**ENTRIES SHOWN**
——

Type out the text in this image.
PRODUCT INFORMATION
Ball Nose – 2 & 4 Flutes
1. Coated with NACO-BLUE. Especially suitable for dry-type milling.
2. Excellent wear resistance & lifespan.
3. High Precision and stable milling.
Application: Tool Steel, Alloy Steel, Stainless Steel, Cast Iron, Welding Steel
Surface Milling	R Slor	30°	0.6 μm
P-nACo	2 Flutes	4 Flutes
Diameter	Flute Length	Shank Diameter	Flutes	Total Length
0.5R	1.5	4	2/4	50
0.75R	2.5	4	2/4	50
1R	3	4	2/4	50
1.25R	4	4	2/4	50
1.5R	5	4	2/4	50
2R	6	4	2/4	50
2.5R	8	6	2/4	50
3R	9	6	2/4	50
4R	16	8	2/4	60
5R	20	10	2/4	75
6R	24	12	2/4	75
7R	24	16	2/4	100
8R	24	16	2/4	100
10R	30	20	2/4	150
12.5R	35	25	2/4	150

——

**TASK**
Pick out every line of the listing containing the word "Flutes", and show those lines.

**THE SOLUTION**
Ball Nose – 2 & 4 Flutes
P-nACo	2 Flutes	4 Flutes
Diameter	Flute Length	Shank Diameter	Flutes	Total Length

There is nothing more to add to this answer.